Copy out lines with the word "succes" from the material that follows.

------ Exercise material ------

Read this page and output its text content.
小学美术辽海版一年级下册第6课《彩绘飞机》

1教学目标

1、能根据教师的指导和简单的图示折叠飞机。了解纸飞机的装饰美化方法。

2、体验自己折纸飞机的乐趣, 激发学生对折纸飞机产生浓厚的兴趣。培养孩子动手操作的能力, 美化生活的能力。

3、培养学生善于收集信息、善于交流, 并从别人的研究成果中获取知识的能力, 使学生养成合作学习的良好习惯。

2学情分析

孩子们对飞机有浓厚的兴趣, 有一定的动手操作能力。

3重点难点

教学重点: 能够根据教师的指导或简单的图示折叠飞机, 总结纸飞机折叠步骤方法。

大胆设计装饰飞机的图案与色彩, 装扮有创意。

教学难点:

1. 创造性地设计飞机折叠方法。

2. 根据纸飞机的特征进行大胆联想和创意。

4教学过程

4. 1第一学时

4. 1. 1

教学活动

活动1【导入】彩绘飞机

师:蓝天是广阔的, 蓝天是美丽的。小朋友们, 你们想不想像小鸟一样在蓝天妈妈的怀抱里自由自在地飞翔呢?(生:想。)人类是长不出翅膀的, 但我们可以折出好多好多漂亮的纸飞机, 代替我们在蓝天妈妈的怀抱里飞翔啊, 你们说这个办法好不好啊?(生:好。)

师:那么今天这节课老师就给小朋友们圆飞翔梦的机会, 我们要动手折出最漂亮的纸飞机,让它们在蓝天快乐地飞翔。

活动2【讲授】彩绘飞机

------
------ Exercise material ------

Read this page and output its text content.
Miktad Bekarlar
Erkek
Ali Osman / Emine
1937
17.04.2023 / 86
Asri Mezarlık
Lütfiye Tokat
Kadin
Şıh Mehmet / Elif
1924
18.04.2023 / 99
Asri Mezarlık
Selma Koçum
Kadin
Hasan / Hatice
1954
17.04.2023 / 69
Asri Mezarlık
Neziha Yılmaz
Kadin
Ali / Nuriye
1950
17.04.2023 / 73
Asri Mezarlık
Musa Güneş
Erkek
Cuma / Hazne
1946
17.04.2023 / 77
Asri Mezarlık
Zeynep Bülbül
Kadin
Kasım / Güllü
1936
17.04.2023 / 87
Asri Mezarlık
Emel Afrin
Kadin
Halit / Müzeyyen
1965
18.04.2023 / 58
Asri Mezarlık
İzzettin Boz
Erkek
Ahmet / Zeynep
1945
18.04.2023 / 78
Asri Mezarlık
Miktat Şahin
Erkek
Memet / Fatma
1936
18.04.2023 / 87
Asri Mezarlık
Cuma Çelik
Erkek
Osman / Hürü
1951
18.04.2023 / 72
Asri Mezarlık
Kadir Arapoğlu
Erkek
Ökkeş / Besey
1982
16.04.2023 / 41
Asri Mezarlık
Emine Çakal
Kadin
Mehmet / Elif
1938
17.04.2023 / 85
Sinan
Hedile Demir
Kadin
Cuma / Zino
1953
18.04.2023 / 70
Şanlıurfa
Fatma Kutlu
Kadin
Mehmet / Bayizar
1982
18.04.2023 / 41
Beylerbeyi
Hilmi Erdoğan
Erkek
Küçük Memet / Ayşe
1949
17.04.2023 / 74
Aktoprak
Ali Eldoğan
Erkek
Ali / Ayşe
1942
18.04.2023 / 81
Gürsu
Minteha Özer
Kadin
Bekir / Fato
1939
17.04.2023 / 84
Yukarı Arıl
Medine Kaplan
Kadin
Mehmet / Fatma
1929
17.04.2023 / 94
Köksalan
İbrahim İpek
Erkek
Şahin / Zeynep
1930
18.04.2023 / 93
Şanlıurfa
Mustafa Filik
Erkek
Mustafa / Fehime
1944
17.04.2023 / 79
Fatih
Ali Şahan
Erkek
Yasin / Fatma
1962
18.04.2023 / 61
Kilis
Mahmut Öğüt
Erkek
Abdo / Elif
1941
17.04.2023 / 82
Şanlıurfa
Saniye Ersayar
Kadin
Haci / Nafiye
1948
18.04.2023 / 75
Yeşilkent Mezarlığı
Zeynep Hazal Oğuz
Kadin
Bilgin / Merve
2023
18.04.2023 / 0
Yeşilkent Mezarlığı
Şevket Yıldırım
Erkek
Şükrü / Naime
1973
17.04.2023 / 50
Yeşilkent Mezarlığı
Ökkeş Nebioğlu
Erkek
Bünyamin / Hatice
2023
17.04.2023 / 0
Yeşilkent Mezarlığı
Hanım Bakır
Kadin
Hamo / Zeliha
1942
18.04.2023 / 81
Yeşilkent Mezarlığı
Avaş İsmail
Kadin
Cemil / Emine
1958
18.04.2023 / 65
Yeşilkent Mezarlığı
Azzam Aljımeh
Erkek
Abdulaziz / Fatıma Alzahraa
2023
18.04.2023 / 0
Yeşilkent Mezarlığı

------
------ Exercise material ------

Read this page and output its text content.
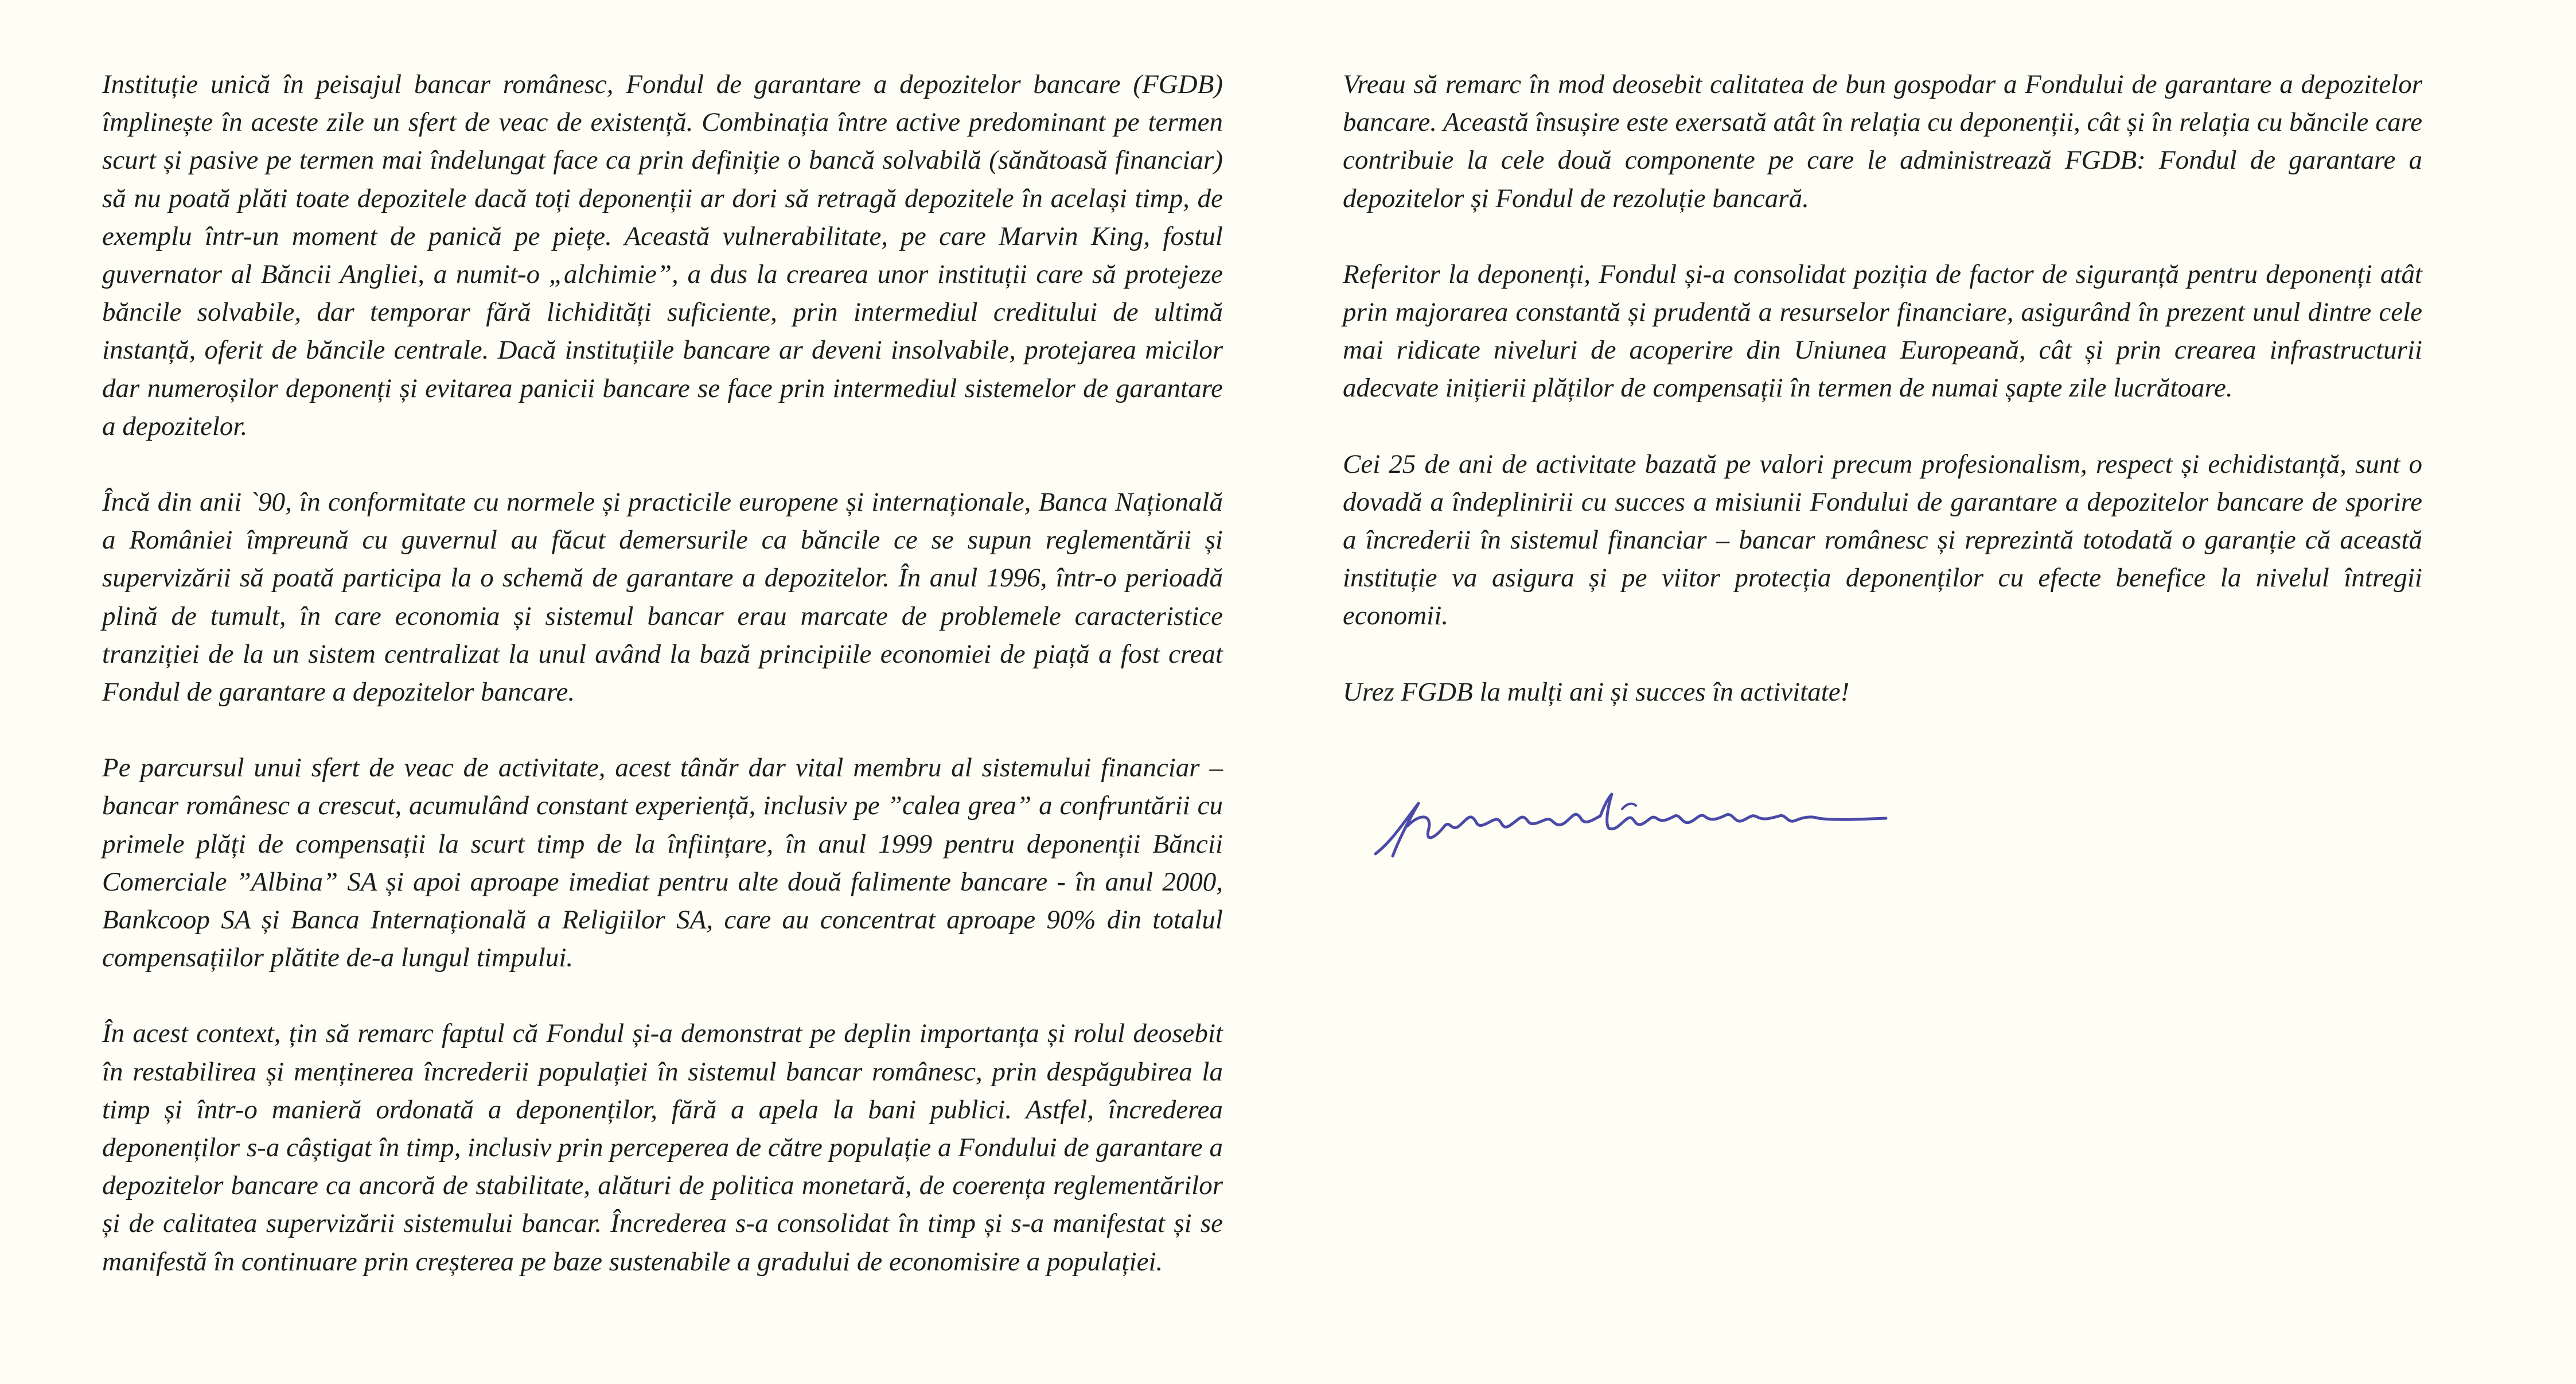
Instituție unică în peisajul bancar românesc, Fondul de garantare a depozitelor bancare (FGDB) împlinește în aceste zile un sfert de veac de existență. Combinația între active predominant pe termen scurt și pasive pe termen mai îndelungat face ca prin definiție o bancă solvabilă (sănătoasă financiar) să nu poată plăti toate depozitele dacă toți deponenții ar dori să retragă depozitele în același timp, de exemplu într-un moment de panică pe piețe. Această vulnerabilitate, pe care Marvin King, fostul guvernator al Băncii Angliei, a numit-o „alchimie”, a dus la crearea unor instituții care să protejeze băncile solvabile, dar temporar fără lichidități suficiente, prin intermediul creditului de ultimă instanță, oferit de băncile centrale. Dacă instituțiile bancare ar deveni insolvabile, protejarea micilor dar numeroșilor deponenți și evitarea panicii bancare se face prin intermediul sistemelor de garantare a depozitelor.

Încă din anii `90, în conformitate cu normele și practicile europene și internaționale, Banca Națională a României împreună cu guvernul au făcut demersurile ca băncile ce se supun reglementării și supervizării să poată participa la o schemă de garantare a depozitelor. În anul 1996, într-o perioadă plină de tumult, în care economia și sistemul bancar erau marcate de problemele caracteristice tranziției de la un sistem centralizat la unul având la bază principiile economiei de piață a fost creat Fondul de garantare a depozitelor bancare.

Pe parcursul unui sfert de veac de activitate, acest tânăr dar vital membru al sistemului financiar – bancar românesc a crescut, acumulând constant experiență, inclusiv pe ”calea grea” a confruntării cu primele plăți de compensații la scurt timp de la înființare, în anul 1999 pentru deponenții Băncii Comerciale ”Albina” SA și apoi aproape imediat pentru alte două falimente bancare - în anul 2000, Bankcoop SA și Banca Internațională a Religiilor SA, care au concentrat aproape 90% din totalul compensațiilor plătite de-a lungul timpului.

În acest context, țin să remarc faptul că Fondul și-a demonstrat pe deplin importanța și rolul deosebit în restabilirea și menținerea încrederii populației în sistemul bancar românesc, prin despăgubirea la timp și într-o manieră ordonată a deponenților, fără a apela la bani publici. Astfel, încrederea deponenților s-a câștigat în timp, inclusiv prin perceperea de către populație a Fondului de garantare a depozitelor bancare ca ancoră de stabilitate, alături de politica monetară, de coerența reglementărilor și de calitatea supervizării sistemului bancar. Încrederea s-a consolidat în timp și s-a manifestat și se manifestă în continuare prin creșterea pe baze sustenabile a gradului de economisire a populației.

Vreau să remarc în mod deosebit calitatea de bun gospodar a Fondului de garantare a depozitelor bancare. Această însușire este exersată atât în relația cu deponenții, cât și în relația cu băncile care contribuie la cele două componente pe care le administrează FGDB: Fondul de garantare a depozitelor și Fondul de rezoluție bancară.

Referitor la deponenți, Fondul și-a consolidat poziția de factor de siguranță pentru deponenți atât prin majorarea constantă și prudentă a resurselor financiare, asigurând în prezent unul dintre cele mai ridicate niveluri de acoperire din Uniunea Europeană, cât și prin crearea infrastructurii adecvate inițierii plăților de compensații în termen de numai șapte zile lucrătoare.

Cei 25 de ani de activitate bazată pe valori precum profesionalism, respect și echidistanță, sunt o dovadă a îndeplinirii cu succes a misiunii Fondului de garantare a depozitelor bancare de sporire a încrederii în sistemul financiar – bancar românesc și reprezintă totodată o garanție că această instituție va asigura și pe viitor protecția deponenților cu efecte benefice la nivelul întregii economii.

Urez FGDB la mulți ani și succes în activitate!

------

**Full answer**
Cei 25 de ani de activitate bazată pe valori precum profesionalism, respect și echidistanță, sunt o dovadă a îndeplinirii cu succes a misiunii Fondului de garantare a depozitelor bancare de sporire a încrederii în sistemul financiar – bancar românesc și reprezintă totodată o garanție că această instituție va asigura și pe viitor protecția deponenților cu efecte benefice la nivelul întregii economii.
Urez FGDB la mulți ani și succes în activitate!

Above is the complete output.